** Start Extracted entries **

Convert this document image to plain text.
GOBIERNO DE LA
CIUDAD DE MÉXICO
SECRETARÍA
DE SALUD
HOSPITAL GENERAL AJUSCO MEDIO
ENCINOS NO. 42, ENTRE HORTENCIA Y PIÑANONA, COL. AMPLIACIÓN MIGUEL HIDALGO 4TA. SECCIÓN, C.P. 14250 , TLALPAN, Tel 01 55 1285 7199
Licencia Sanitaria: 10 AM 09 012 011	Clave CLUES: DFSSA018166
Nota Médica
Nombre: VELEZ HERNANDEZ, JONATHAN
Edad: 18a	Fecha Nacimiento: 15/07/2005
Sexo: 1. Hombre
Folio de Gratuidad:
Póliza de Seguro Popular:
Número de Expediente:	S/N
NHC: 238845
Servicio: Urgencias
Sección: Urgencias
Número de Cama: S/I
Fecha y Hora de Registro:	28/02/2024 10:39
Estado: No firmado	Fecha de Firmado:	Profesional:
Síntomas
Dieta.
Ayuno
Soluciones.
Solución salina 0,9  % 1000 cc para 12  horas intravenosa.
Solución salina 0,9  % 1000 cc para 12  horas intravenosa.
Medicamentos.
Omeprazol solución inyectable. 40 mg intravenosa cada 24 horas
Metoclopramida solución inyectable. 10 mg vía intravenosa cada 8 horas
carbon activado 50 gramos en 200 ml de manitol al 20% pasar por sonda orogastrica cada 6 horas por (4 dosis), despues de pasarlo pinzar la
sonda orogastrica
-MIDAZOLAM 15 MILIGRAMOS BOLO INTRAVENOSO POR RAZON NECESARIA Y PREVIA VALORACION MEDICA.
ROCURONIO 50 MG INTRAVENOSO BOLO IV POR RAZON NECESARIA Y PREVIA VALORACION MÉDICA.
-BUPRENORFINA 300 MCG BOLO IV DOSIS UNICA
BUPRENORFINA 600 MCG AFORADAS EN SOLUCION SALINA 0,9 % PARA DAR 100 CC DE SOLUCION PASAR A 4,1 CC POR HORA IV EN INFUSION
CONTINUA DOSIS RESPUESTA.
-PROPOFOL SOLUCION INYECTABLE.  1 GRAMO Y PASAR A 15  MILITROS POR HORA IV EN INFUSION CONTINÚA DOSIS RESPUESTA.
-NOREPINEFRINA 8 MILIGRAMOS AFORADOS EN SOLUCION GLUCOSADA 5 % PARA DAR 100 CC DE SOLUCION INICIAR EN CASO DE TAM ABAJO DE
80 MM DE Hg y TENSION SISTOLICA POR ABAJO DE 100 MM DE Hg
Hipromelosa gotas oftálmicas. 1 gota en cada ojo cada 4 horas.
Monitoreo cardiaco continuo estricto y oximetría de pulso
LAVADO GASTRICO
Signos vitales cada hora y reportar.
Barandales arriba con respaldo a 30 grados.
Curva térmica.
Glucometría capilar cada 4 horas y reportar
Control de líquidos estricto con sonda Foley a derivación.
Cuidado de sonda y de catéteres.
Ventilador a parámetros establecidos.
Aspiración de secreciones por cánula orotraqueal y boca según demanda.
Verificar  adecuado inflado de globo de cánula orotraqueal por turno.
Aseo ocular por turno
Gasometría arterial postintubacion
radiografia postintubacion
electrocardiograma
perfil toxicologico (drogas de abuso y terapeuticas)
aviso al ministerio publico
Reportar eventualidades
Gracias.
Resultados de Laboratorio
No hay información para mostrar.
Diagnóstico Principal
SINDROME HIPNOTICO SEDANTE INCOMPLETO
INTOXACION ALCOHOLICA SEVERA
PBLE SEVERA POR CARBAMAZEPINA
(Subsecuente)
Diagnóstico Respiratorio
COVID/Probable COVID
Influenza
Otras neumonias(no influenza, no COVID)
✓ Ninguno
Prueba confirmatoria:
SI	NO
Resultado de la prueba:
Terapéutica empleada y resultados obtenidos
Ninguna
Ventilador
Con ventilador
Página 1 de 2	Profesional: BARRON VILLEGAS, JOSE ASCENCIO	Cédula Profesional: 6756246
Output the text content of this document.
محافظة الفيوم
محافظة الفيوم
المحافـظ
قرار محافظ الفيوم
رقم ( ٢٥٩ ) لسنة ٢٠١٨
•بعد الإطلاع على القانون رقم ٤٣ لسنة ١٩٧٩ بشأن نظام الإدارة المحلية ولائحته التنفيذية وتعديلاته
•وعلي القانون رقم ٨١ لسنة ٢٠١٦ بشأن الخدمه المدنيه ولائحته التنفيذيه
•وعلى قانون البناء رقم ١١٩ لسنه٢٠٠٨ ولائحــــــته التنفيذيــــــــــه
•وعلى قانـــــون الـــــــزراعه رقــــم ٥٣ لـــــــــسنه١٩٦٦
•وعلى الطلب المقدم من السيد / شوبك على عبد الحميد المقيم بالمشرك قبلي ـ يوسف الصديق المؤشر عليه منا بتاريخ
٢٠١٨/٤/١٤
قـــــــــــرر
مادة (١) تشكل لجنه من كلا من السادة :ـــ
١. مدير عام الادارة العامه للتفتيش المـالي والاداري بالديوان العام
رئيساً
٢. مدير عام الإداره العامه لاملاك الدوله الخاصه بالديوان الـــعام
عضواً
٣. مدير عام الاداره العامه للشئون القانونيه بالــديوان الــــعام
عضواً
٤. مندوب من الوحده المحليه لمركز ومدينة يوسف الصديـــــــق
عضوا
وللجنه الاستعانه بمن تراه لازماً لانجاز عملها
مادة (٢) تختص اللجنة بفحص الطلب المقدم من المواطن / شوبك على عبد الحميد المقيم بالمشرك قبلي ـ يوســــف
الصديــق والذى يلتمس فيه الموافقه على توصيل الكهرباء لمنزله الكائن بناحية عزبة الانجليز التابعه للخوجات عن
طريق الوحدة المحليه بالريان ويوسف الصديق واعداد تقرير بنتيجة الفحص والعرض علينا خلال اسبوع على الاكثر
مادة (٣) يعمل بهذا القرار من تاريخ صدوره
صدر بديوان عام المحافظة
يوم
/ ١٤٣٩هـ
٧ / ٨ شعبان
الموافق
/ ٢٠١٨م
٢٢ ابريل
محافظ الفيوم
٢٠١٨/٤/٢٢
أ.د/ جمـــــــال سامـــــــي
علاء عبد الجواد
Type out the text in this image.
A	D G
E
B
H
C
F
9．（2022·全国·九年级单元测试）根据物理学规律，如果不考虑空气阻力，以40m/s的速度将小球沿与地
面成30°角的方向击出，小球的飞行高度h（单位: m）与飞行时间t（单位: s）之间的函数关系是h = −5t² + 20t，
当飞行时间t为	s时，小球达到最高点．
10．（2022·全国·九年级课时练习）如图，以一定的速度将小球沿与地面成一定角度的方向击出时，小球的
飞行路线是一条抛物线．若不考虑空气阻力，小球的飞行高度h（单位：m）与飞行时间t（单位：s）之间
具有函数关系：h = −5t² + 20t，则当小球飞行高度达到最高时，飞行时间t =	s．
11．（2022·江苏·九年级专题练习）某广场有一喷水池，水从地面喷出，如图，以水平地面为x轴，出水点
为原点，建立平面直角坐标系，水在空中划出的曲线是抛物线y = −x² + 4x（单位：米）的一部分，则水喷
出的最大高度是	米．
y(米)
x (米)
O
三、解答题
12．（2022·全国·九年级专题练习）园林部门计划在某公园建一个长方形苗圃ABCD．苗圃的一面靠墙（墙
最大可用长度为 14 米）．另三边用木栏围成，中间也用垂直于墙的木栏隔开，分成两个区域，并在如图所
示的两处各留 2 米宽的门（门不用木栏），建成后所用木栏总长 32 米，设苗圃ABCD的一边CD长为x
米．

** End Extracted entries **

- _Exercise objective_: For each line above that contains the word "COVID", copy that line.

- _Full output_:
COVID/Probable COVID
Otras neumonias(no influenza, no COVID)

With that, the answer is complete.